» **What to do**
Write out the entries below once more, exactly.

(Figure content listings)
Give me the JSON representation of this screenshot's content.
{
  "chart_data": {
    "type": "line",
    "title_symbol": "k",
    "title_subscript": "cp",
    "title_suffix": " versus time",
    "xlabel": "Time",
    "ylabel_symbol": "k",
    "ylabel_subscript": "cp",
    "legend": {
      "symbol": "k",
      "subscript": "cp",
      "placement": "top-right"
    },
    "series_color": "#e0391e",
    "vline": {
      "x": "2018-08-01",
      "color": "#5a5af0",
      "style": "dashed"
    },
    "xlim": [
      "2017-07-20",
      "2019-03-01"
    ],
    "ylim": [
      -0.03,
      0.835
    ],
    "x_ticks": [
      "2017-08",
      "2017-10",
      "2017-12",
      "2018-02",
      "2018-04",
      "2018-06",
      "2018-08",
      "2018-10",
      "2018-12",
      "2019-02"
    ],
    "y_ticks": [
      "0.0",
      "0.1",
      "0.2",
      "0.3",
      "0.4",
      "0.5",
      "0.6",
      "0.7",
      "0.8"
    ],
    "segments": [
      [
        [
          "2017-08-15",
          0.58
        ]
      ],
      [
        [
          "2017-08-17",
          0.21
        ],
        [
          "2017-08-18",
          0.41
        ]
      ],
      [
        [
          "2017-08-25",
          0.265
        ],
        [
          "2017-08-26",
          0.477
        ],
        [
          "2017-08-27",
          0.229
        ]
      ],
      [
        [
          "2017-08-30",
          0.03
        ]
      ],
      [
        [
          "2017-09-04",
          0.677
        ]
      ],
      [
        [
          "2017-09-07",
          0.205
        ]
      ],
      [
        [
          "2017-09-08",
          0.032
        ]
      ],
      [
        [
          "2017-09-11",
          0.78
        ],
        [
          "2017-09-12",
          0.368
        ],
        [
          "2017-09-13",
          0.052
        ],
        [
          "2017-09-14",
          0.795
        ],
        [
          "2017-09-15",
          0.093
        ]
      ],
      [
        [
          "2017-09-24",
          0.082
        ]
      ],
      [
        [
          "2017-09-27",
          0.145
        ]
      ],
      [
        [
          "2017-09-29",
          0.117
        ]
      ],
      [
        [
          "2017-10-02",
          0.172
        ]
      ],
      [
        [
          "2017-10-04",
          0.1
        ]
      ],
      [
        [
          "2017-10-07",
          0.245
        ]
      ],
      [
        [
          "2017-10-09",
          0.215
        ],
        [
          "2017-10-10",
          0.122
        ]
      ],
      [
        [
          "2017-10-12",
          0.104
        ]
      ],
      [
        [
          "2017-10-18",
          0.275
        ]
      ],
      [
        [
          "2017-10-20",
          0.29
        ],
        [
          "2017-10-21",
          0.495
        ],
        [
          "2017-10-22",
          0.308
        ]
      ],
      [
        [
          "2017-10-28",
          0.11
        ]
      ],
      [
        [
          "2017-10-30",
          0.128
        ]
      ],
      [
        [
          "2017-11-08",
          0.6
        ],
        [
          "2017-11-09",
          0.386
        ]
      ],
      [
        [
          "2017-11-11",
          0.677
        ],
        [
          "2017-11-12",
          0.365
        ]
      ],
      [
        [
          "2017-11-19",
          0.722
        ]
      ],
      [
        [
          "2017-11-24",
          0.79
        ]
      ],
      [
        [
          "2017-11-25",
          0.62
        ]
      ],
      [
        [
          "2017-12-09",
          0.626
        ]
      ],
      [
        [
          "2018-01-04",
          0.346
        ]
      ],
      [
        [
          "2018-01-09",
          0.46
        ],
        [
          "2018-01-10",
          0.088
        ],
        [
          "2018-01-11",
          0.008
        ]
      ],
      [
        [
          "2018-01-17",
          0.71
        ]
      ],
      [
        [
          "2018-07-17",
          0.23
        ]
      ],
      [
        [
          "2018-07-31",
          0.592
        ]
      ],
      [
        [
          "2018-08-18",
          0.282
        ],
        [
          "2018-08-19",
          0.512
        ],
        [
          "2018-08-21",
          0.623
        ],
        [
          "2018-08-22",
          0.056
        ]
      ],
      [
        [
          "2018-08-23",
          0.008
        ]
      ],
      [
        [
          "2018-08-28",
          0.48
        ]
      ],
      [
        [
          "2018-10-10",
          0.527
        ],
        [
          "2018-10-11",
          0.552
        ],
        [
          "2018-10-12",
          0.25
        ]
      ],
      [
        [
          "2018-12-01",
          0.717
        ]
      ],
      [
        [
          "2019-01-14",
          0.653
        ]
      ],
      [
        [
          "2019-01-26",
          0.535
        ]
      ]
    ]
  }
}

» **Exercise solution**
Give me the JSON representation of this screenshot's content.
{
  "chart_data": {
    "type": "line",
    "title_symbol": "k",
    "title_subscript": "cp",
    "title_suffix": " versus time",
    "xlabel": "Time",
    "ylabel_symbol": "k",
    "ylabel_subscript": "cp",
    "legend": {
      "symbol": "k",
      "subscript": "cp",
      "placement": "top-right"
    },
    "series_color": "#e0391e",
    "vline": {
      "x": "2018-08-01",
      "color": "#5a5af0",
      "style": "dashed"
    },
    "xlim": [
      "2017-07-20",
      "2019-03-01"
    ],
    "ylim": [
      -0.03,
      0.835
    ],
    "x_ticks": [
      "2017-08",
      "2017-10",
      "2017-12",
      "2018-02",
      "2018-04",
      "2018-06",
      "2018-08",
      "2018-10",
      "2018-12",
      "2019-02"
    ],
    "y_ticks": [
      "0.0",
      "0.1",
      "0.2",
      "0.3",
      "0.4",
      "0.5",
      "0.6",
      "0.7",
      "0.8"
    ],
    "segments": [
      [
        [
          "2017-08-15",
          0.58
        ]
      ],
      [
        [
          "2017-08-17",
          0.21
        ],
        [
          "2017-08-18",
          0.41
        ]
      ],
      [
        [
          "2017-08-25",
          0.265
        ],
        [
          "2017-08-26",
          0.477
        ],
        [
          "2017-08-27",
          0.229
        ]
      ],
      [
        [
          "2017-08-30",
          0.03
        ]
      ],
      [
        [
          "2017-09-04",
          0.677
        ]
      ],
      [
        [
          "2017-09-07",
          0.205
        ]
      ],
      [
        [
          "2017-09-08",
          0.032
        ]
      ],
      [
        [
          "2017-09-11",
          0.78
        ],
        [
          "2017-09-12",
          0.368
        ],
        [
          "2017-09-13",
          0.052
        ],
        [
          "2017-09-14",
          0.795
        ],
        [
          "2017-09-15",
          0.093
        ]
      ],
      [
        [
          "2017-09-24",
          0.082
        ]
      ],
      [
        [
          "2017-09-27",
          0.145
        ]
      ],
      [
        [
          "2017-09-29",
          0.117
        ]
      ],
      [
        [
          "2017-10-02",
          0.172
        ]
      ],
      [
        [
          "2017-10-04",
          0.1
        ]
      ],
      [
        [
          "2017-10-07",
          0.245
        ]
      ],
      [
        [
          "2017-10-09",
          0.215
        ],
        [
          "2017-10-10",
          0.122
        ]
      ],
      [
        [
          "2017-10-12",
          0.104
        ]
      ],
      [
        [
          "2017-10-18",
          0.275
        ]
      ],
      [
        [
          "2017-10-20",
          0.29
        ],
        [
          "2017-10-21",
          0.495
        ],
        [
          "2017-10-22",
          0.308
        ]
      ],
      [
        [
          "2017-10-28",
          0.11
        ]
      ],
      [
        [
          "2017-10-30",
          0.128
        ]
      ],
      [
        [
          "2017-11-08",
          0.6
        ],
        [
          "2017-11-09",
          0.386
        ]
      ],
      [
        [
          "2017-11-11",
          0.677
        ],
        [
          "2017-11-12",
          0.365
        ]
      ],
      [
        [
          "2017-11-19",
          0.722
        ]
      ],
      [
        [
          "2017-11-24",
          0.79
        ]
      ],
      [
        [
          "2017-11-25",
          0.62
        ]
      ],
      [
        [
          "2017-12-09",
          0.626
        ]
      ],
      [
        [
          "2018-01-04",
          0.346
        ]
      ],
      [
        [
          "2018-01-09",
          0.46
        ],
        [
          "2018-01-10",
          0.088
        ],
        [
          "2018-01-11",
          0.008
        ]
      ],
      [
        [
          "2018-01-17",
          0.71
        ]
      ],
      [
        [
          "2018-07-17",
          0.23
        ]
      ],
      [
        [
          "2018-07-31",
          0.592
        ]
      ],
      [
        [
          "2018-08-18",
          0.282
        ],
        [
          "2018-08-19",
          0.512
        ],
        [
          "2018-08-21",
          0.623
        ],
        [
          "2018-08-22",
          0.056
        ]
      ],
      [
        [
          "2018-08-23",
          0.008
        ]
      ],
      [
        [
          "2018-08-28",
          0.48
        ]
      ],
      [
        [
          "2018-10-10",
          0.527
        ],
        [
          "2018-10-11",
          0.552
        ],
        [
          "2018-10-12",
          0.25
        ]
      ],
      [
        [
          "2018-12-01",
          0.717
        ]
      ],
      [
        [
          "2019-01-14",
          0.653
        ]
      ],
      [
        [
          "2019-01-26",
          0.535
        ]
      ]
    ]
  }
}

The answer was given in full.